— BEGIN Working data —

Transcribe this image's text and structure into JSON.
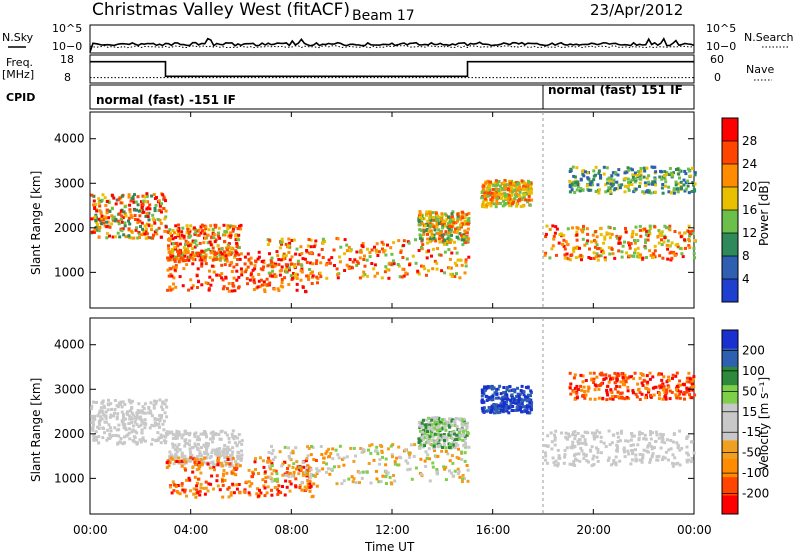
{
  "header": {
    "title": "Christmas Valley West (fitACF)",
    "beam": "Beam 17",
    "date": "23/Apr/2012"
  },
  "labels": {
    "nsky": "N.Sky",
    "nsearch": "N.Search",
    "freq": "Freq.",
    "freq_unit": "[MHz]",
    "nave": "Nave",
    "cpid": "CPID",
    "mode_1": "normal (fast) -151 IF",
    "mode_2": "normal (fast) 151 IF",
    "slant_range": "Slant Range [km]",
    "time_axis": "Time UT",
    "power_bar": "Power [dB]",
    "velocity_bar": "Velocity [m s⁻¹]"
  },
  "colors": {
    "power": [
      "#1f3fd0",
      "#2f5fb0",
      "#2e8a5a",
      "#6cbf4a",
      "#e8c000",
      "#ff8c00",
      "#ff4500",
      "#ff0000"
    ],
    "velocity": [
      "#ff0000",
      "#ff4500",
      "#ff8c00",
      "#f0a020",
      "#c8c8c8",
      "#c8c8c8",
      "#7ed04a",
      "#2e8a3a",
      "#2f5fb0",
      "#1a2fd0"
    ]
  },
  "chart_data": [
    {
      "type": "line",
      "name": "noise-panel",
      "left_axis": {
        "label": "N.Sky",
        "ticks": [
          "10^5",
          "10−0"
        ]
      },
      "right_axis": {
        "label": "N.Search",
        "ticks": [
          "10^5",
          "10−0"
        ]
      },
      "series": [
        {
          "name": "N.Sky",
          "style": "solid",
          "level": 0.35
        },
        {
          "name": "N.Search",
          "style": "dotted",
          "level": 0.25
        }
      ]
    },
    {
      "type": "line",
      "name": "frequency-panel",
      "left_axis": {
        "label": "Freq. [MHz]",
        "ticks": [
          18,
          8
        ],
        "ylim": [
          8,
          18
        ]
      },
      "right_axis": {
        "label": "Nave",
        "ticks": [
          60,
          0
        ],
        "ylim": [
          0,
          60
        ]
      },
      "series": [
        {
          "name": "Freq",
          "style": "solid",
          "x": [
            "00:00",
            "03:00",
            "03:00",
            "15:00",
            "15:00",
            "24:00"
          ],
          "y": [
            16,
            16,
            10.5,
            10.5,
            16,
            16
          ]
        },
        {
          "name": "Nave",
          "style": "dotted",
          "level": 12
        }
      ]
    },
    {
      "type": "table",
      "name": "cpid-panel",
      "segments": [
        {
          "start": "00:00",
          "end": "18:00",
          "label": "normal (fast) -151 IF"
        },
        {
          "start": "18:00",
          "end": "24:00",
          "label": "normal (fast) 151 IF"
        }
      ]
    },
    {
      "type": "heatmap",
      "name": "power-panel",
      "ylabel": "Slant Range [km]",
      "ylim": [
        200,
        4600
      ],
      "yticks": [
        1000,
        2000,
        3000,
        4000
      ],
      "xlim": [
        "00:00",
        "24:00"
      ],
      "xticks": [
        "00:00",
        "04:00",
        "08:00",
        "12:00",
        "16:00",
        "20:00",
        "00:00"
      ],
      "colorbar": {
        "label": "Power [dB]",
        "ticks": [
          4,
          8,
          12,
          16,
          20,
          24,
          28
        ],
        "range": [
          0,
          32
        ]
      }
    },
    {
      "type": "heatmap",
      "name": "velocity-panel",
      "ylabel": "Slant Range [km]",
      "ylim": [
        200,
        4600
      ],
      "yticks": [
        1000,
        2000,
        3000,
        4000
      ],
      "xlim": [
        "00:00",
        "24:00"
      ],
      "xticks": [
        "00:00",
        "04:00",
        "08:00",
        "12:00",
        "16:00",
        "20:00",
        "00:00"
      ],
      "xlabel": "Time UT",
      "colorbar": {
        "label": "Velocity [m s⁻¹]",
        "ticks": [
          200,
          100,
          50,
          15,
          -15,
          -50,
          -100,
          -200
        ]
      }
    }
  ]
}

— END Working data —

Output the data exactly. Pictures don't belong in the result.

**Exercise output**
Transcribe this image's text and structure into JSON.
{
  "header": {
    "title": "Christmas Valley West (fitACF)",
    "beam": "Beam 17",
    "date": "23/Apr/2012"
  },
  "labels": {
    "nsky": "N.Sky",
    "nsearch": "N.Search",
    "freq": "Freq.",
    "freq_unit": "[MHz]",
    "nave": "Nave",
    "cpid": "CPID",
    "mode_1": "normal (fast) -151 IF",
    "mode_2": "normal (fast) 151 IF",
    "slant_range": "Slant Range [km]",
    "time_axis": "Time UT",
    "power_bar": "Power [dB]",
    "velocity_bar": "Velocity [m s⁻¹]"
  },
  "colors": {
    "power": [
      "#1f3fd0",
      "#2f5fb0",
      "#2e8a5a",
      "#6cbf4a",
      "#e8c000",
      "#ff8c00",
      "#ff4500",
      "#ff0000"
    ],
    "velocity": [
      "#ff0000",
      "#ff4500",
      "#ff8c00",
      "#f0a020",
      "#c8c8c8",
      "#c8c8c8",
      "#7ed04a",
      "#2e8a3a",
      "#2f5fb0",
      "#1a2fd0"
    ]
  },
  "chart_data": [
    {
      "type": "line",
      "name": "noise-panel",
      "left_axis": {
        "label": "N.Sky",
        "ticks": [
          "10^5",
          "10−0"
        ]
      },
      "right_axis": {
        "label": "N.Search",
        "ticks": [
          "10^5",
          "10−0"
        ]
      },
      "series": [
        {
          "name": "N.Sky",
          "style": "solid",
          "level": 0.35
        },
        {
          "name": "N.Search",
          "style": "dotted",
          "level": 0.25
        }
      ]
    },
    {
      "type": "line",
      "name": "frequency-panel",
      "left_axis": {
        "label": "Freq. [MHz]",
        "ticks": [
          18,
          8
        ],
        "ylim": [
          8,
          18
        ]
      },
      "right_axis": {
        "label": "Nave",
        "ticks": [
          60,
          0
        ],
        "ylim": [
          0,
          60
        ]
      },
      "series": [
        {
          "name": "Freq",
          "style": "solid",
          "x": [
            "00:00",
            "03:00",
            "03:00",
            "15:00",
            "15:00",
            "24:00"
          ],
          "y": [
            16,
            16,
            10.5,
            10.5,
            16,
            16
          ]
        },
        {
          "name": "Nave",
          "style": "dotted",
          "level": 12
        }
      ]
    },
    {
      "type": "table",
      "name": "cpid-panel",
      "segments": [
        {
          "start": "00:00",
          "end": "18:00",
          "label": "normal (fast) -151 IF"
        },
        {
          "start": "18:00",
          "end": "24:00",
          "label": "normal (fast) 151 IF"
        }
      ]
    },
    {
      "type": "heatmap",
      "name": "power-panel",
      "ylabel": "Slant Range [km]",
      "ylim": [
        200,
        4600
      ],
      "yticks": [
        1000,
        2000,
        3000,
        4000
      ],
      "xlim": [
        "00:00",
        "24:00"
      ],
      "xticks": [
        "00:00",
        "04:00",
        "08:00",
        "12:00",
        "16:00",
        "20:00",
        "00:00"
      ],
      "colorbar": {
        "label": "Power [dB]",
        "ticks": [
          4,
          8,
          12,
          16,
          20,
          24,
          28
        ],
        "range": [
          0,
          32
        ]
      }
    },
    {
      "type": "heatmap",
      "name": "velocity-panel",
      "ylabel": "Slant Range [km]",
      "ylim": [
        200,
        4600
      ],
      "yticks": [
        1000,
        2000,
        3000,
        4000
      ],
      "xlim": [
        "00:00",
        "24:00"
      ],
      "xticks": [
        "00:00",
        "04:00",
        "08:00",
        "12:00",
        "16:00",
        "20:00",
        "00:00"
      ],
      "xlabel": "Time UT",
      "colorbar": {
        "label": "Velocity [m s⁻¹]",
        "ticks": [
          200,
          100,
          50,
          15,
          -15,
          -50,
          -100,
          -200
        ]
      }
    }
  ]
}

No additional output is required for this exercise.